(Given data):
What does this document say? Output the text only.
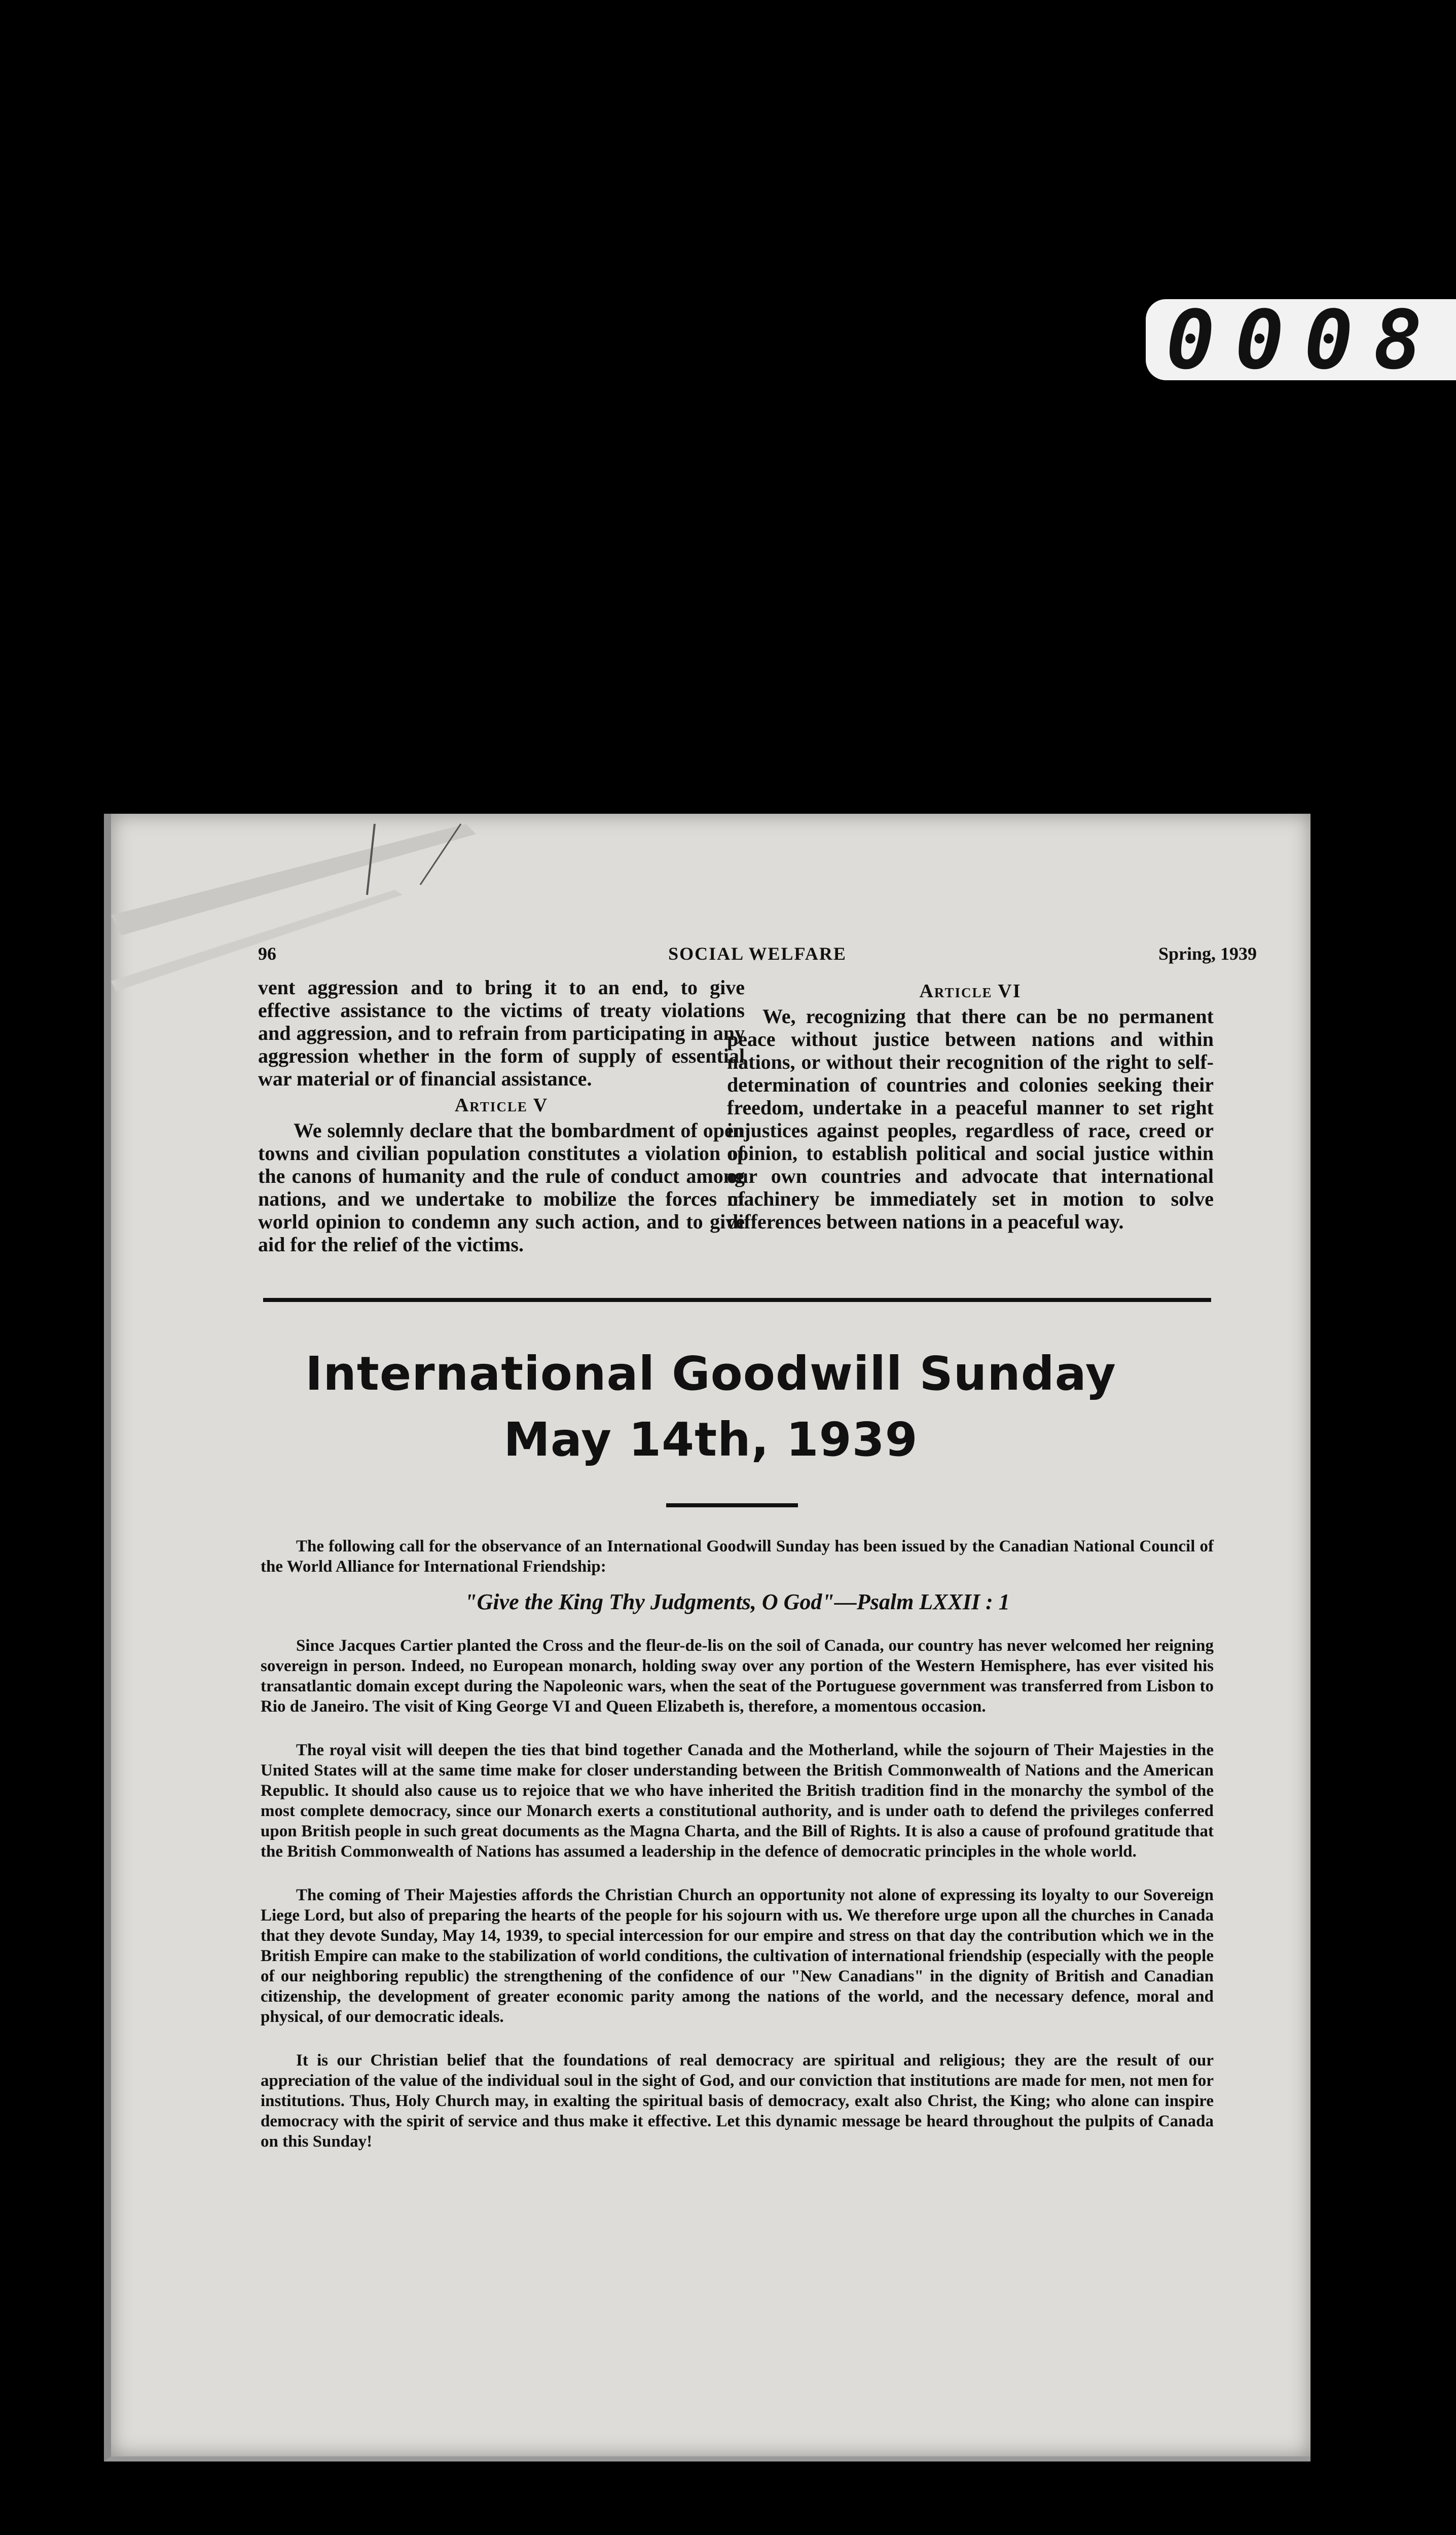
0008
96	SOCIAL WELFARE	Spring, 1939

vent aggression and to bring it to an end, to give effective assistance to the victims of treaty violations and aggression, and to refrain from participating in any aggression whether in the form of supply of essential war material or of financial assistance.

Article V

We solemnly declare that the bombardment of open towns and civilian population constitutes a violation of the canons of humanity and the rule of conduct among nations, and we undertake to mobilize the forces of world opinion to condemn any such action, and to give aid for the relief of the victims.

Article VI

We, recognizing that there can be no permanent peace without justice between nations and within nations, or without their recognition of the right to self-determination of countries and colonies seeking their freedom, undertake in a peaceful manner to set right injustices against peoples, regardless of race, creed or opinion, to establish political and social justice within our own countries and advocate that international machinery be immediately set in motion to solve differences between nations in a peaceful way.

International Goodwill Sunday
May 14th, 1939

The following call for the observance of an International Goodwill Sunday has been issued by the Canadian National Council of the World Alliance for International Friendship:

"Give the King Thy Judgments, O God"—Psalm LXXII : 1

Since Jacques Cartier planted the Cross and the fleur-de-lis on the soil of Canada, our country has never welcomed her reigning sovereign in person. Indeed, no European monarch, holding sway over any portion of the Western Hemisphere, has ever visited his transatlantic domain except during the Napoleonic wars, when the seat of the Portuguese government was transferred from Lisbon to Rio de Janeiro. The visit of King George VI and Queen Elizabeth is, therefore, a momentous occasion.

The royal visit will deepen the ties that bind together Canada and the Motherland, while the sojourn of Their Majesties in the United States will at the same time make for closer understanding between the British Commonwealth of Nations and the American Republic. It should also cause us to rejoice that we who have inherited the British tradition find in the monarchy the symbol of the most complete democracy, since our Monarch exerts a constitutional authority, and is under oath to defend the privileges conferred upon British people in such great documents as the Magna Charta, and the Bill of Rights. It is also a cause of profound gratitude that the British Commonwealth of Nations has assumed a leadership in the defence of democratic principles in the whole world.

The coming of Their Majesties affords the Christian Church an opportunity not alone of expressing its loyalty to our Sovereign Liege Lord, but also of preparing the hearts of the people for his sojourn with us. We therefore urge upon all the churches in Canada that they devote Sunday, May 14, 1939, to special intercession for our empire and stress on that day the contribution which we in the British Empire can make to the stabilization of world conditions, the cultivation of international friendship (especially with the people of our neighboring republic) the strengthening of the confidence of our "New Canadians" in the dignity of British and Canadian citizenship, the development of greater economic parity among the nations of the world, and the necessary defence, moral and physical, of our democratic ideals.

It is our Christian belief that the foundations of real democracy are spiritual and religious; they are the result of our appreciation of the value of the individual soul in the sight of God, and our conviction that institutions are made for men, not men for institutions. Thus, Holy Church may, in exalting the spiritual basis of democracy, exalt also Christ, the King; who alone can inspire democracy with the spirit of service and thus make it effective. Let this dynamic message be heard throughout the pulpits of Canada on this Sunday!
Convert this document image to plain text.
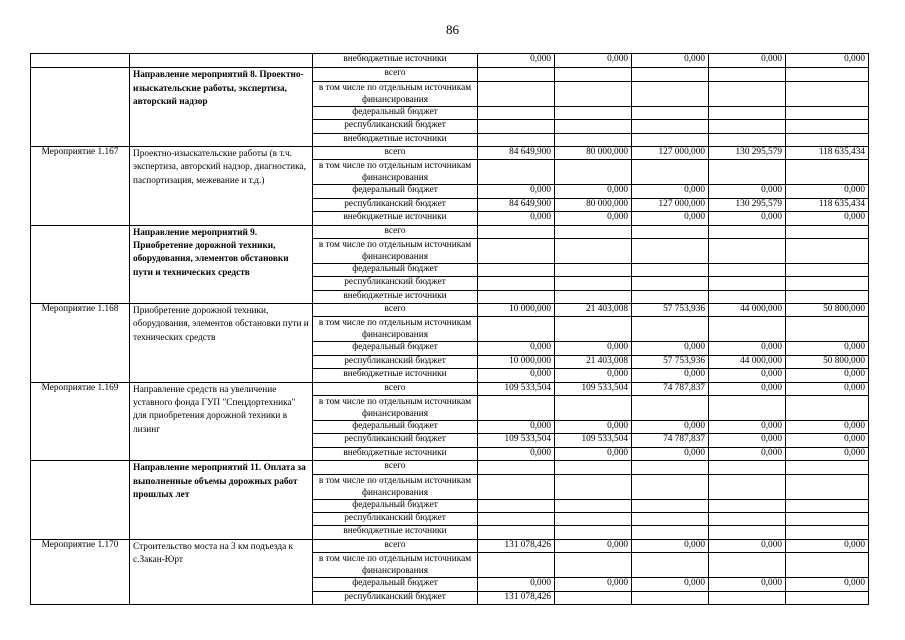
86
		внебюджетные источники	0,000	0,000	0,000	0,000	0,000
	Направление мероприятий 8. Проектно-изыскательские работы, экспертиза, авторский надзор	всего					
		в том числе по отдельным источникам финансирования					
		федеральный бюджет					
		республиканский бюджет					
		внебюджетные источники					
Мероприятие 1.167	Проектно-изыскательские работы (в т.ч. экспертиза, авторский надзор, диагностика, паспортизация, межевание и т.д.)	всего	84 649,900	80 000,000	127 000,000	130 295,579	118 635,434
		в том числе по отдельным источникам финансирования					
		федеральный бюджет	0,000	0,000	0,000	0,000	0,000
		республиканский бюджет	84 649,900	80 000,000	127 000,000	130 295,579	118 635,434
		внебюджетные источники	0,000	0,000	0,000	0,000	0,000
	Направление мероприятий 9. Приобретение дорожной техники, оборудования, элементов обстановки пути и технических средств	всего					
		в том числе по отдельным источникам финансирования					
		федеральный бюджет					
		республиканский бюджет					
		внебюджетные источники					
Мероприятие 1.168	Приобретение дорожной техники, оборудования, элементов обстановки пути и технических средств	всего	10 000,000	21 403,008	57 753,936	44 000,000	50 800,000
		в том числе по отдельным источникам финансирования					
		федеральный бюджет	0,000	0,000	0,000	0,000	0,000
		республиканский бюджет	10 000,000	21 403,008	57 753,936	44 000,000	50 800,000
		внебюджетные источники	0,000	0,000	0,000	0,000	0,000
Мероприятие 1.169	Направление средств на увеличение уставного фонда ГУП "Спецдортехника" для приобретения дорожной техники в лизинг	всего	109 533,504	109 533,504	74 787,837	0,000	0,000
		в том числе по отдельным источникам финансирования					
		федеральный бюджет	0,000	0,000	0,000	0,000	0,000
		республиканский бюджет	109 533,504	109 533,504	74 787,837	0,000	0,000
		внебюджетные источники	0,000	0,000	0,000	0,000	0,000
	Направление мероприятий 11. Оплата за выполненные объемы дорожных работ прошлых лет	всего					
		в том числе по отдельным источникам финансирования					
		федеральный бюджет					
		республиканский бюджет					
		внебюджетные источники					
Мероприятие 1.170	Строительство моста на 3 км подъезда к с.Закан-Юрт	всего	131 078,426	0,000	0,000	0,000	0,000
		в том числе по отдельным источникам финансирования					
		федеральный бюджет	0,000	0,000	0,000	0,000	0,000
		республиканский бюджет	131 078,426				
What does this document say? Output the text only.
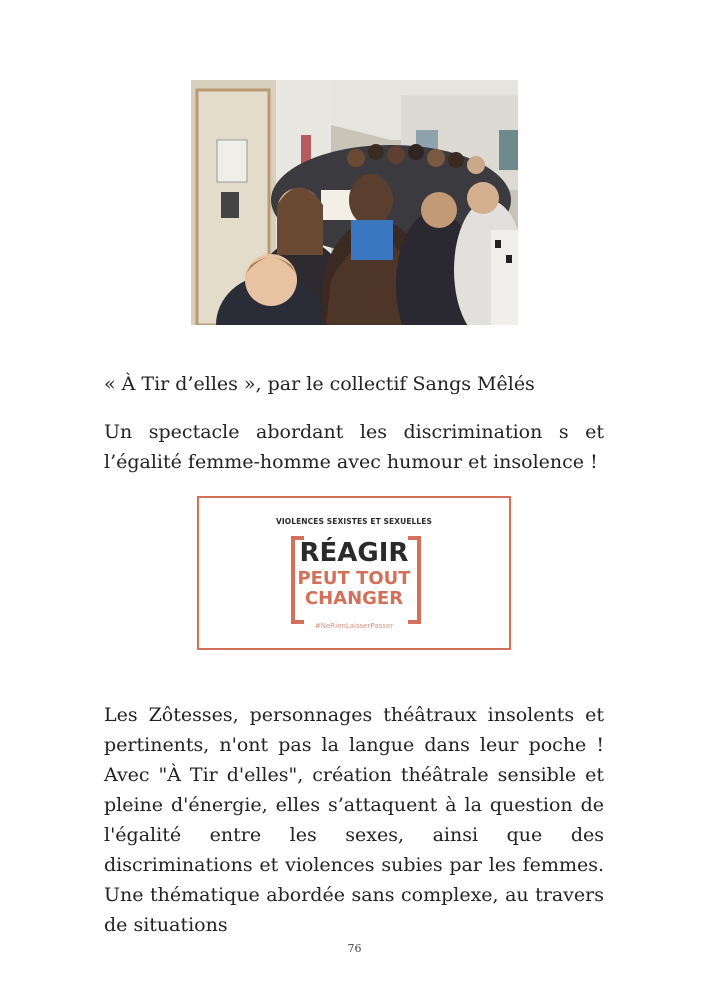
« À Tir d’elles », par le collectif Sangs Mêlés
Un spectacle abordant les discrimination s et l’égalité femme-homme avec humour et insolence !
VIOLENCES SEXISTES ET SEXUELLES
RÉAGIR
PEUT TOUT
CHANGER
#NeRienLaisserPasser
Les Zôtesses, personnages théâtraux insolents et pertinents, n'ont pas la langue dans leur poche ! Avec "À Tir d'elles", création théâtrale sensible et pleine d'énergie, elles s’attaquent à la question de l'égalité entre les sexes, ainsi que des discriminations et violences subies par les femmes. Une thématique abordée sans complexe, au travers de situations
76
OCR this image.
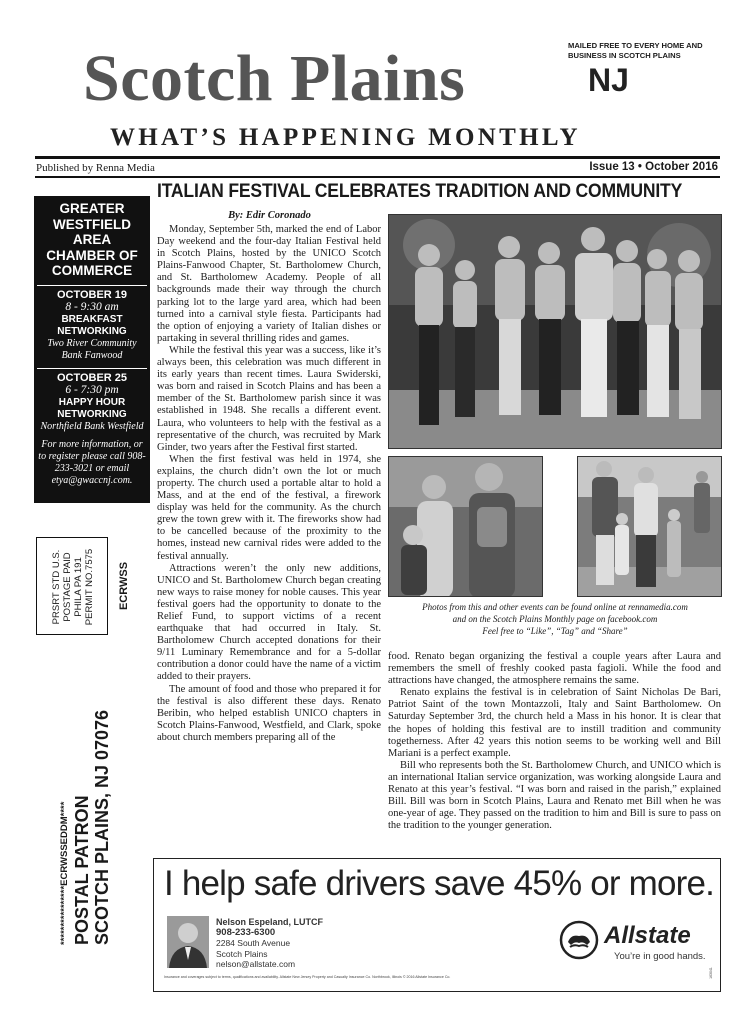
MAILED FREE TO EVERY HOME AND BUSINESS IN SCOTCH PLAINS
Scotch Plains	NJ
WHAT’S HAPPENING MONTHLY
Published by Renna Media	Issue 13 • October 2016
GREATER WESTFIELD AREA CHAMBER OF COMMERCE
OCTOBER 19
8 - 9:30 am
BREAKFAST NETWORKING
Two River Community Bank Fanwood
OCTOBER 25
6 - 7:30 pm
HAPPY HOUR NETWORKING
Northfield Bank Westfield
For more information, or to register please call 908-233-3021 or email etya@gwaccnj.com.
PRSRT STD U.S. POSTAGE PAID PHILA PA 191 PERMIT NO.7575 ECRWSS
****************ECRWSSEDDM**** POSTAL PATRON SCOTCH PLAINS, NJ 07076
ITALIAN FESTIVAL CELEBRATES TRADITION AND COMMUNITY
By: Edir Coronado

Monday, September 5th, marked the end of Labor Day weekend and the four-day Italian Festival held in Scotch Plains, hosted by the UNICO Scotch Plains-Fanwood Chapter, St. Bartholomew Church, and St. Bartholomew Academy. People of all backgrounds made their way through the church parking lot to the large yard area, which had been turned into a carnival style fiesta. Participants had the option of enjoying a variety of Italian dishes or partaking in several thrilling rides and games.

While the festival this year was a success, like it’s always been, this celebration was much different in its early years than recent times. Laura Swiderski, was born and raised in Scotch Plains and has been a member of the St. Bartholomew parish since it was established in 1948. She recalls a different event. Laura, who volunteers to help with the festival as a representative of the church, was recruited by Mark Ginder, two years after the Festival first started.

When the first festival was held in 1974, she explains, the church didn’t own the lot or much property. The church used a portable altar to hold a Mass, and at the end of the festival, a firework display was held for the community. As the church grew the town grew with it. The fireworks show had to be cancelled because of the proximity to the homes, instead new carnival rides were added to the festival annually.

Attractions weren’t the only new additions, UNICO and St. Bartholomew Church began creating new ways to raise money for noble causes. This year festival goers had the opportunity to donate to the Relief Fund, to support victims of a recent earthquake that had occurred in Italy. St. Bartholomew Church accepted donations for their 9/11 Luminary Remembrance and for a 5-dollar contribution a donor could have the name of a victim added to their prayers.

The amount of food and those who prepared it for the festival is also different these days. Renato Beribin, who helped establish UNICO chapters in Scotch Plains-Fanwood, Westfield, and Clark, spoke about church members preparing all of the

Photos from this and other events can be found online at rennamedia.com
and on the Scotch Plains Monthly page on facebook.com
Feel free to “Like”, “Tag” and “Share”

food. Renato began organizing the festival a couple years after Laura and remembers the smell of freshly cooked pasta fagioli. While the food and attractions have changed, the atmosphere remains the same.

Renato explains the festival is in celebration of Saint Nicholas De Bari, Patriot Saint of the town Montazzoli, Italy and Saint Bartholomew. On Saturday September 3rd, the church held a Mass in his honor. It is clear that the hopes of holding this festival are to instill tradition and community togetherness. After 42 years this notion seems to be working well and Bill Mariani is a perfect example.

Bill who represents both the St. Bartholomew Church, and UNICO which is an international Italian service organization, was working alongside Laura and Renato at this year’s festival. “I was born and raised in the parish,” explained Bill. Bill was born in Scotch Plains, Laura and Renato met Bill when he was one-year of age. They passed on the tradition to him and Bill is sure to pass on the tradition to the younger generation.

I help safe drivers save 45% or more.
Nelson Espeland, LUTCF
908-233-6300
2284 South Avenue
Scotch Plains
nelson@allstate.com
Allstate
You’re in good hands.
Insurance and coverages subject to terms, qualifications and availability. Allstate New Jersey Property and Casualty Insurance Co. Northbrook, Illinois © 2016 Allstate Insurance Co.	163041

(Given problem): In the records above, find each line with the word "rides" and copy it.

(The response):
Monday, September 5th, marked the end of Labor Day weekend and the four-day Italian Festival held in Scotch Plains, hosted by the UNICO Scotch Plains-Fanwood Chapter, St. Bartholomew Church, and St. Bartholomew Academy. People of all backgrounds made their way through the church parking lot to the large yard area, which had been turned into a carnival style fiesta. Participants had the option of enjoying a variety of Italian dishes or partaking in several thrilling rides and games.
When the first festival was held in 1974, she explains, the church didn’t own the lot or much property. The church used a portable altar to hold a Mass, and at the end of the festival, a firework display was held for the community. As the church grew the town grew with it. The fireworks show had to be cancelled because of the proximity to the homes, instead new carnival rides were added to the festival annually.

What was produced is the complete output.